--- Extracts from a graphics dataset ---
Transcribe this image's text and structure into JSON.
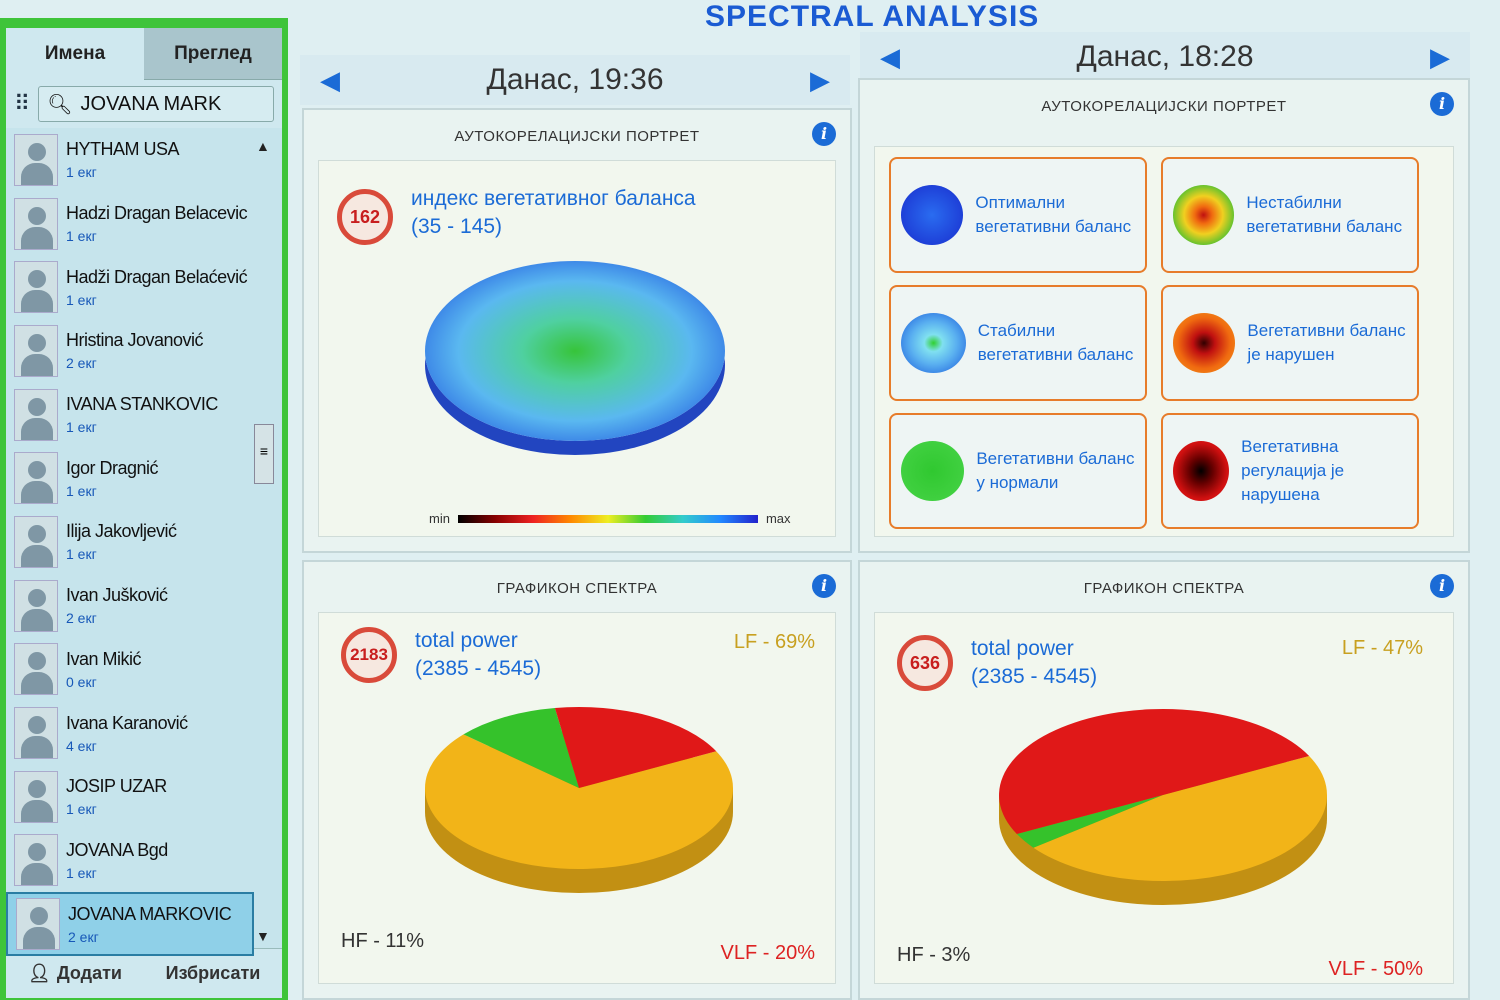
{
  "sidebar": {
    "tabs": [
      "Имена",
      "Преглед"
    ],
    "search_value": "JOVANA MARK",
    "patients": [
      {
        "name": "HYTHAM USA",
        "count": "1 екг"
      },
      {
        "name": "Hadzi Dragan Belacevic",
        "count": "1 екг"
      },
      {
        "name": "Hadži Dragan Belaćević",
        "count": "1 екг"
      },
      {
        "name": "Hristina Jovanović",
        "count": "2 екг"
      },
      {
        "name": "IVANA STANKOVIC",
        "count": "1 екг"
      },
      {
        "name": "Igor Dragnić",
        "count": "1 екг"
      },
      {
        "name": "Ilija Jakovljević",
        "count": "1 екг"
      },
      {
        "name": "Ivan Jušković",
        "count": "2 екг"
      },
      {
        "name": "Ivan Mikić",
        "count": "0 екг"
      },
      {
        "name": "Ivana Karanović",
        "count": "4 екг"
      },
      {
        "name": "JOSIP UZAR",
        "count": "1 екг"
      },
      {
        "name": "JOVANA Bgd",
        "count": "1 екг"
      },
      {
        "name": "JOVANA MARKOVIC",
        "count": "2 екг",
        "selected": true
      }
    ],
    "add_label": "Додати",
    "delete_label": "Избрисати"
  },
  "title": "SPECTRAL ANALYSIS",
  "left": {
    "date": "Данас, 19:36",
    "portrait": {
      "title": "АУТОКОРЕЛАЦИЈСКИ ПОРТРЕТ",
      "value": "162",
      "label": "индекс вегетативног баланса",
      "range": "(35 - 145)",
      "min": "min",
      "max": "max"
    },
    "spectrum": {
      "title": "ГРАФИКОН СПЕКТРА",
      "value": "2183",
      "label": "total power",
      "range": "(2385 - 4545)",
      "lf": "LF - 69%",
      "hf": "HF - 11%",
      "vlf": "VLF - 20%"
    }
  },
  "right": {
    "date": "Данас, 18:28",
    "portrait": {
      "title": "АУТОКОРЕЛАЦИЈСКИ ПОРТРЕТ",
      "cards": [
        {
          "text": "Оптимални вегетативни баланс"
        },
        {
          "text": "Нестабилни вегетативни баланс"
        },
        {
          "text": "Стабилни вегетативни баланс"
        },
        {
          "text": "Вегетативни баланс је нарушен"
        },
        {
          "text": "Вегетативни баланс у нормали"
        },
        {
          "text": "Вегетативна регулација је нарушена"
        }
      ]
    },
    "spectrum": {
      "title": "ГРАФИКОН СПЕКТРА",
      "value": "636",
      "label": "total power",
      "range": "(2385 - 4545)",
      "lf": "LF - 47%",
      "hf": "HF - 3%",
      "vlf": "VLF - 50%"
    }
  },
  "chart_data": [
    {
      "type": "pie",
      "title": "ГРАФИКОН СПЕКТРА (Данас, 19:36)",
      "categories": [
        "LF",
        "HF",
        "VLF"
      ],
      "values": [
        69,
        11,
        20
      ],
      "colors": [
        "#f2b418",
        "#35c22b",
        "#e01818"
      ]
    },
    {
      "type": "pie",
      "title": "ГРАФИКОН СПЕКТРА (Данас, 18:28)",
      "categories": [
        "LF",
        "HF",
        "VLF"
      ],
      "values": [
        47,
        3,
        50
      ],
      "colors": [
        "#f2b418",
        "#35c22b",
        "#e01818"
      ]
    }
  ]
}
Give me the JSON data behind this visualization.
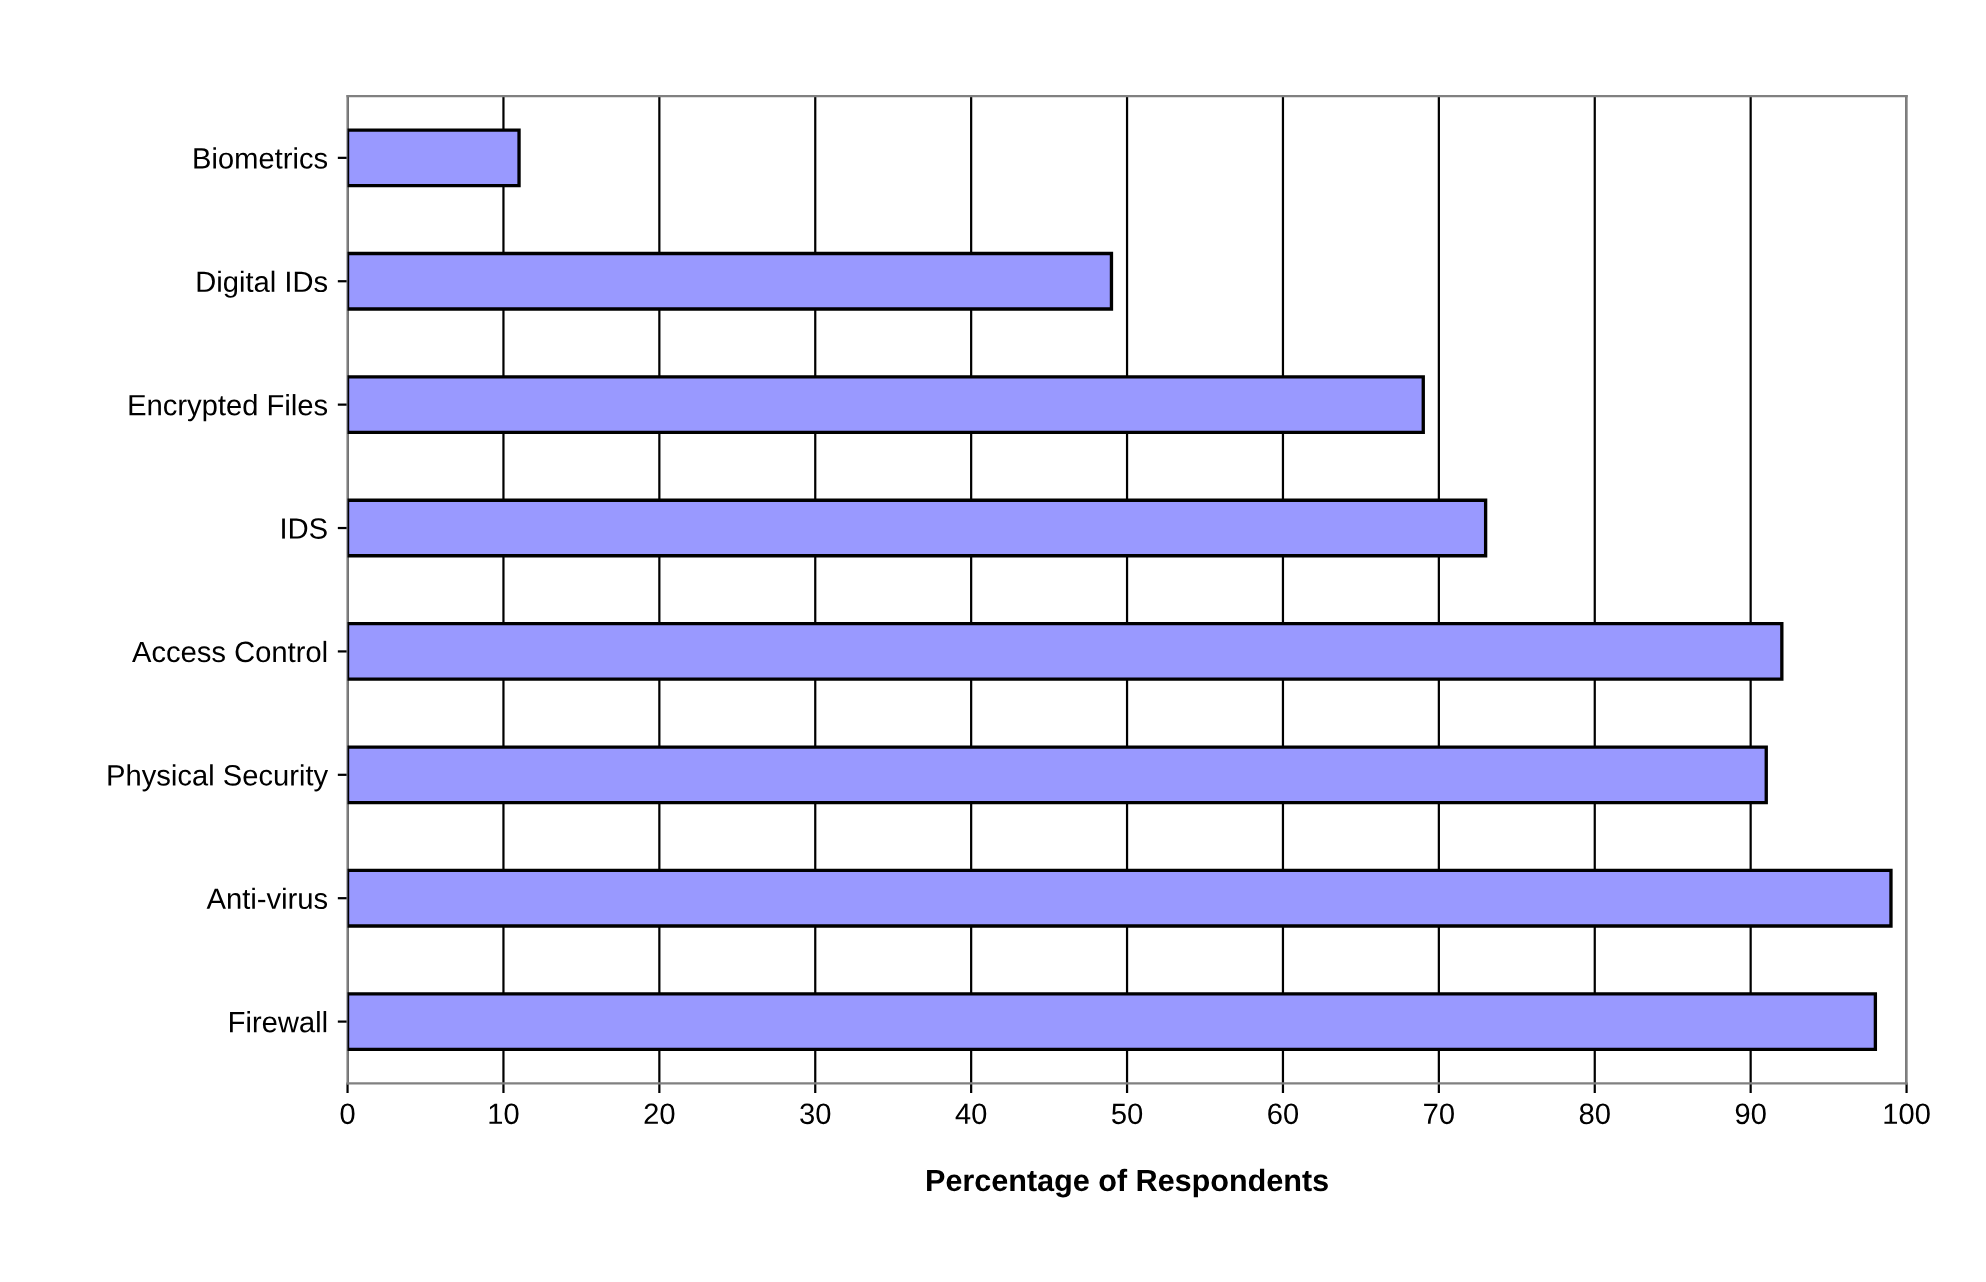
{
  "chart_data": {
    "type": "bar",
    "orientation": "horizontal",
    "xlabel": "Percentage of Respondents",
    "categories": [
      "Biometrics",
      "Digital IDs",
      "Encrypted Files",
      "IDS",
      "Access Control",
      "Physical Security",
      "Anti-virus",
      "Firewall"
    ],
    "values": [
      11,
      49,
      69,
      73,
      92,
      91,
      99,
      98
    ],
    "color": "#9999ff",
    "xlim": [
      0,
      100
    ],
    "xticks": [
      0,
      10,
      20,
      30,
      40,
      50,
      60,
      70,
      80,
      90,
      100
    ],
    "grid": "x"
  }
}
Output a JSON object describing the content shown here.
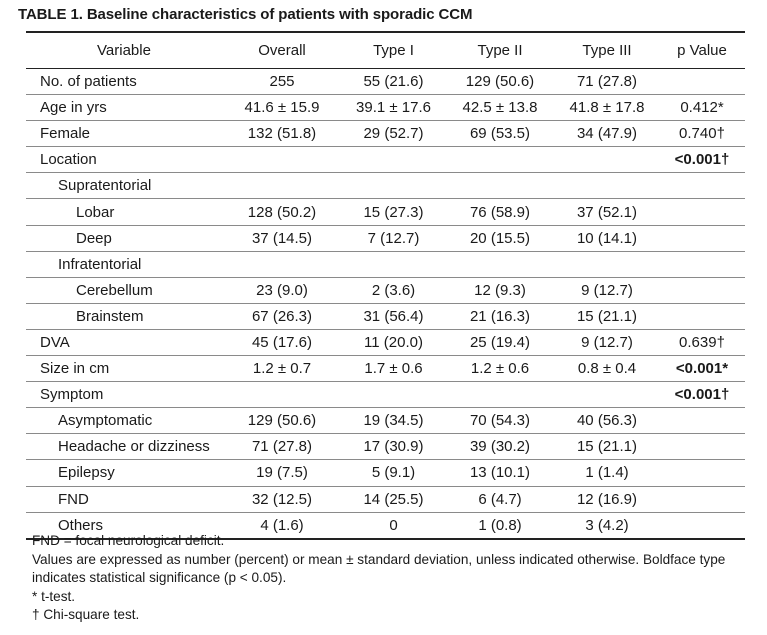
{
  "title": "TABLE 1. Baseline characteristics of patients with sporadic CCM",
  "columns": [
    "Variable",
    "Overall",
    "Type I",
    "Type II",
    "Type III",
    "p Value"
  ],
  "rows": [
    {
      "label": "No. of patients",
      "level": 0,
      "cells": [
        "255",
        "55 (21.6)",
        "129 (50.6)",
        "71 (27.8)"
      ],
      "p": "",
      "p_bold": false
    },
    {
      "label": "Age in yrs",
      "level": 0,
      "cells": [
        "41.6 ± 15.9",
        "39.1 ± 17.6",
        "42.5 ± 13.8",
        "41.8 ± 17.8"
      ],
      "p": "0.412*",
      "p_bold": false
    },
    {
      "label": "Female",
      "level": 0,
      "cells": [
        "132 (51.8)",
        "29 (52.7)",
        "69 (53.5)",
        "34 (47.9)"
      ],
      "p": "0.740†",
      "p_bold": false
    },
    {
      "label": "Location",
      "level": 0,
      "cells": [
        "",
        "",
        "",
        ""
      ],
      "p": "<0.001†",
      "p_bold": true
    },
    {
      "label": "Supratentorial",
      "level": 1,
      "cells": [
        "",
        "",
        "",
        ""
      ],
      "p": "",
      "p_bold": false
    },
    {
      "label": "Lobar",
      "level": 2,
      "cells": [
        "128 (50.2)",
        "15 (27.3)",
        "76 (58.9)",
        "37 (52.1)"
      ],
      "p": "",
      "p_bold": false
    },
    {
      "label": "Deep",
      "level": 2,
      "cells": [
        "37 (14.5)",
        "7 (12.7)",
        "20 (15.5)",
        "10 (14.1)"
      ],
      "p": "",
      "p_bold": false
    },
    {
      "label": "Infratentorial",
      "level": 1,
      "cells": [
        "",
        "",
        "",
        ""
      ],
      "p": "",
      "p_bold": false
    },
    {
      "label": "Cerebellum",
      "level": 2,
      "cells": [
        "23 (9.0)",
        "2 (3.6)",
        "12 (9.3)",
        "9 (12.7)"
      ],
      "p": "",
      "p_bold": false
    },
    {
      "label": "Brainstem",
      "level": 2,
      "cells": [
        "67 (26.3)",
        "31 (56.4)",
        "21 (16.3)",
        "15 (21.1)"
      ],
      "p": "",
      "p_bold": false
    },
    {
      "label": "DVA",
      "level": 0,
      "cells": [
        "45 (17.6)",
        "11 (20.0)",
        "25 (19.4)",
        "9 (12.7)"
      ],
      "p": "0.639†",
      "p_bold": false
    },
    {
      "label": "Size in cm",
      "level": 0,
      "cells": [
        "1.2 ± 0.7",
        "1.7 ± 0.6",
        "1.2 ± 0.6",
        "0.8 ± 0.4"
      ],
      "p": "<0.001*",
      "p_bold": true
    },
    {
      "label": "Symptom",
      "level": 0,
      "cells": [
        "",
        "",
        "",
        ""
      ],
      "p": "<0.001†",
      "p_bold": true
    },
    {
      "label": "Asymptomatic",
      "level": 1,
      "cells": [
        "129 (50.6)",
        "19 (34.5)",
        "70 (54.3)",
        "40 (56.3)"
      ],
      "p": "",
      "p_bold": false
    },
    {
      "label": "Headache or dizziness",
      "level": 1,
      "cells": [
        "71 (27.8)",
        "17 (30.9)",
        "39 (30.2)",
        "15 (21.1)"
      ],
      "p": "",
      "p_bold": false
    },
    {
      "label": "Epilepsy",
      "level": 1,
      "cells": [
        "19 (7.5)",
        "5 (9.1)",
        "13 (10.1)",
        "1 (1.4)"
      ],
      "p": "",
      "p_bold": false
    },
    {
      "label": "FND",
      "level": 1,
      "cells": [
        "32 (12.5)",
        "14 (25.5)",
        "6 (4.7)",
        "12 (16.9)"
      ],
      "p": "",
      "p_bold": false
    },
    {
      "label": "Others",
      "level": 1,
      "cells": [
        "4 (1.6)",
        "0",
        "1 (0.8)",
        "3 (4.2)"
      ],
      "p": "",
      "p_bold": false
    }
  ],
  "footnotes": [
    "FND = focal neurological deficit.",
    "Values are expressed as number (percent) or mean ± standard deviation, unless indicated otherwise. Boldface type indicates statistical significance (p < 0.05).",
    "* t-test.",
    "† Chi-square test."
  ]
}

--- GOAL OF THE EXERCISE ---
I need each line of the entries that holds the string "patients" located and copied.

--- YOUR SOLUTION ---
    "patients": [
  "title": "TABLE 1. Baseline characteristics of patients with sporadic CCM",
      "label": "No. of patients",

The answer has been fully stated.